=== Input ===
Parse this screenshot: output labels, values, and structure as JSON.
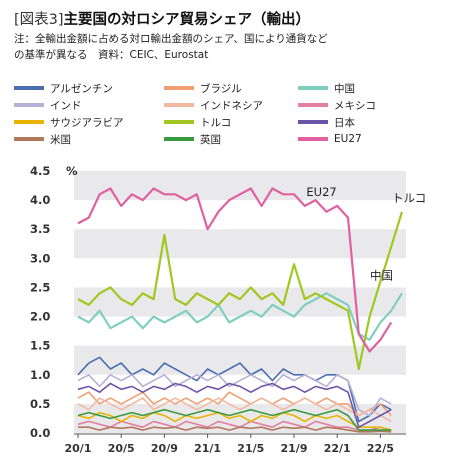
{
  "header": {
    "tag": "[図表3]",
    "title": "主要国の対ロシア貿易シェア（輸出）",
    "note1": "注：全輸出金額に占める対ロ輸出金額のシェア、国により通貨など",
    "note2": "の基準が異なる　資料：CEIC、Eurostat"
  },
  "chart_data": {
    "type": "line",
    "ylabel_unit": "%",
    "ylim": [
      0,
      4.5
    ],
    "yticks": [
      "4.5",
      "4.0",
      "3.5",
      "3.0",
      "2.5",
      "2.0",
      "1.5",
      "1.0",
      "0.5",
      "0.0"
    ],
    "xticks": [
      "20/1",
      "20/5",
      "20/9",
      "21/1",
      "21/5",
      "21/9",
      "22/1",
      "22/5"
    ],
    "x": [
      "2020-01",
      "2020-02",
      "2020-03",
      "2020-04",
      "2020-05",
      "2020-06",
      "2020-07",
      "2020-08",
      "2020-09",
      "2020-10",
      "2020-11",
      "2020-12",
      "2021-01",
      "2021-02",
      "2021-03",
      "2021-04",
      "2021-05",
      "2021-06",
      "2021-07",
      "2021-08",
      "2021-09",
      "2021-10",
      "2021-11",
      "2021-12",
      "2022-01",
      "2022-02",
      "2022-03",
      "2022-04",
      "2022-05",
      "2022-06",
      "2022-07"
    ],
    "series": [
      {
        "name": "アルゼンチン",
        "color": "#4a6fb0",
        "values": [
          1.0,
          1.2,
          1.3,
          1.1,
          1.2,
          1.0,
          1.1,
          1.0,
          1.2,
          1.1,
          1.0,
          0.9,
          1.1,
          1.0,
          1.1,
          1.2,
          1.0,
          1.1,
          0.9,
          1.1,
          1.0,
          1.0,
          0.9,
          1.0,
          1.0,
          0.9,
          0.2,
          0.3,
          0.5,
          0.4,
          null
        ]
      },
      {
        "name": "ブラジル",
        "color": "#f0a070",
        "values": [
          0.6,
          0.7,
          0.5,
          0.6,
          0.5,
          0.6,
          0.7,
          0.5,
          0.6,
          0.5,
          0.6,
          0.5,
          0.6,
          0.5,
          0.7,
          0.6,
          0.5,
          0.6,
          0.5,
          0.6,
          0.5,
          0.6,
          0.5,
          0.6,
          0.5,
          0.5,
          0.3,
          0.4,
          0.5,
          0.3,
          null
        ]
      },
      {
        "name": "中国",
        "color": "#7fcfc0",
        "values": [
          2.0,
          1.9,
          2.1,
          1.8,
          1.9,
          2.0,
          1.8,
          2.0,
          1.9,
          2.0,
          2.1,
          1.9,
          2.0,
          2.2,
          1.9,
          2.0,
          2.1,
          2.0,
          2.2,
          2.1,
          2.0,
          2.2,
          2.3,
          2.4,
          2.3,
          2.2,
          1.7,
          1.6,
          1.9,
          2.1,
          2.4
        ]
      },
      {
        "name": "インド",
        "color": "#b8b0d8",
        "values": [
          0.9,
          1.0,
          0.8,
          1.0,
          0.9,
          1.0,
          0.8,
          0.9,
          1.0,
          0.8,
          0.9,
          1.0,
          0.9,
          1.0,
          0.8,
          0.9,
          1.0,
          0.9,
          0.8,
          1.0,
          0.9,
          1.0,
          0.9,
          0.8,
          1.0,
          0.9,
          0.4,
          0.3,
          0.6,
          0.5,
          null
        ]
      },
      {
        "name": "インドネシア",
        "color": "#f2b8a0",
        "values": [
          0.5,
          0.4,
          0.6,
          0.5,
          0.4,
          0.5,
          0.6,
          0.4,
          0.5,
          0.6,
          0.5,
          0.4,
          0.5,
          0.6,
          0.5,
          0.4,
          0.5,
          0.6,
          0.5,
          0.4,
          0.5,
          0.6,
          0.5,
          0.4,
          0.5,
          0.4,
          0.3,
          0.4,
          0.3,
          0.2,
          null
        ]
      },
      {
        "name": "メキシコ",
        "color": "#e57fa0",
        "values": [
          0.15,
          0.2,
          0.15,
          0.1,
          0.2,
          0.15,
          0.1,
          0.2,
          0.15,
          0.1,
          0.2,
          0.15,
          0.1,
          0.2,
          0.15,
          0.1,
          0.2,
          0.15,
          0.1,
          0.2,
          0.15,
          0.1,
          0.2,
          0.15,
          0.1,
          0.1,
          0.05,
          0.05,
          0.1,
          0.05,
          null
        ]
      },
      {
        "name": "サウジアラビア",
        "color": "#e8b400",
        "values": [
          0.3,
          0.25,
          0.35,
          0.3,
          0.2,
          0.3,
          0.25,
          0.35,
          0.3,
          0.2,
          0.3,
          0.25,
          0.3,
          0.35,
          0.25,
          0.3,
          0.2,
          0.3,
          0.25,
          0.35,
          0.3,
          0.2,
          0.3,
          0.25,
          0.3,
          0.2,
          0.1,
          0.1,
          0.1,
          0.05,
          null
        ]
      },
      {
        "name": "トルコ",
        "color": "#a0c820",
        "values": [
          2.3,
          2.2,
          2.4,
          2.5,
          2.3,
          2.2,
          2.4,
          2.3,
          3.4,
          2.3,
          2.2,
          2.4,
          2.3,
          2.2,
          2.4,
          2.3,
          2.5,
          2.3,
          2.4,
          2.2,
          2.9,
          2.3,
          2.4,
          2.3,
          2.2,
          2.1,
          1.1,
          2.0,
          2.6,
          3.2,
          3.8
        ]
      },
      {
        "name": "日本",
        "color": "#6a56a8",
        "values": [
          0.75,
          0.8,
          0.7,
          0.85,
          0.75,
          0.8,
          0.7,
          0.8,
          0.75,
          0.85,
          0.8,
          0.7,
          0.8,
          0.75,
          0.85,
          0.8,
          0.7,
          0.8,
          0.85,
          0.75,
          0.8,
          0.7,
          0.8,
          0.75,
          0.8,
          0.7,
          0.1,
          0.2,
          0.3,
          0.4,
          null
        ]
      },
      {
        "name": "米国",
        "color": "#b07a5a",
        "values": [
          0.1,
          0.1,
          0.05,
          0.1,
          0.08,
          0.1,
          0.05,
          0.1,
          0.08,
          0.1,
          0.05,
          0.1,
          0.08,
          0.1,
          0.05,
          0.1,
          0.08,
          0.1,
          0.05,
          0.1,
          0.08,
          0.1,
          0.05,
          0.1,
          0.08,
          0.05,
          0.02,
          0.02,
          0.03,
          0.02,
          null
        ]
      },
      {
        "name": "英国",
        "color": "#3a9a40",
        "values": [
          0.3,
          0.35,
          0.3,
          0.25,
          0.3,
          0.35,
          0.3,
          0.35,
          0.4,
          0.35,
          0.3,
          0.35,
          0.4,
          0.35,
          0.3,
          0.35,
          0.4,
          0.35,
          0.3,
          0.35,
          0.4,
          0.35,
          0.3,
          0.35,
          0.4,
          0.3,
          0.05,
          0.05,
          0.05,
          0.05,
          null
        ]
      },
      {
        "name": "EU27",
        "color": "#e060a0",
        "values": [
          3.6,
          3.7,
          4.1,
          4.2,
          3.9,
          4.1,
          4.0,
          4.2,
          4.1,
          4.1,
          4.0,
          4.1,
          3.5,
          3.8,
          4.0,
          4.1,
          4.2,
          3.9,
          4.2,
          4.1,
          4.1,
          3.9,
          4.0,
          3.8,
          3.9,
          3.7,
          1.7,
          1.4,
          1.6,
          1.9,
          null
        ]
      }
    ],
    "legend_placement": "top",
    "annotations": [
      {
        "text": "EU27",
        "series": "EU27"
      },
      {
        "text": "トルコ",
        "series": "トルコ"
      },
      {
        "text": "中国",
        "series": "中国"
      }
    ],
    "grid": "alternating horizontal bands"
  }
}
===
* Short task:
Look through the entries above and report each line where the string "series" occurs.

* Solution to the exercise:
    "series": [
        "series": "EU27"
        "series": "トルコ"
        "series": "中国"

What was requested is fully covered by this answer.